Written problem: All of the entries need to be written out again, exactly as they are.

** BEGIN Information supplied **

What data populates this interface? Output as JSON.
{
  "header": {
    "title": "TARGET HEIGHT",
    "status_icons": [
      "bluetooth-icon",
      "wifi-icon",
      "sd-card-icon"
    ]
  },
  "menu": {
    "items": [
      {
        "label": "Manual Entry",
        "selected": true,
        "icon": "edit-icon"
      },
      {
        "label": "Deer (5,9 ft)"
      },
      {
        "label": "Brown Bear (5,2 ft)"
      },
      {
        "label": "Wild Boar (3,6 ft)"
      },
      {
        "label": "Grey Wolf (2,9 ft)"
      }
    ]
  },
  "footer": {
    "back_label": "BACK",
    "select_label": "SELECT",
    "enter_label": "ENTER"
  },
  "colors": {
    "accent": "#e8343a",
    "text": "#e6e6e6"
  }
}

** END Information supplied **

Task solution:
What data populates this interface? Output as JSON.
{
  "header": {
    "title": "TARGET HEIGHT",
    "status_icons": [
      "bluetooth-icon",
      "wifi-icon",
      "sd-card-icon"
    ]
  },
  "menu": {
    "items": [
      {
        "label": "Manual Entry",
        "selected": true,
        "icon": "edit-icon"
      },
      {
        "label": "Deer (5,9 ft)"
      },
      {
        "label": "Brown Bear (5,2 ft)"
      },
      {
        "label": "Wild Boar (3,6 ft)"
      },
      {
        "label": "Grey Wolf (2,9 ft)"
      }
    ]
  },
  "footer": {
    "back_label": "BACK",
    "select_label": "SELECT",
    "enter_label": "ENTER"
  },
  "colors": {
    "accent": "#e8343a",
    "text": "#e6e6e6"
  }
}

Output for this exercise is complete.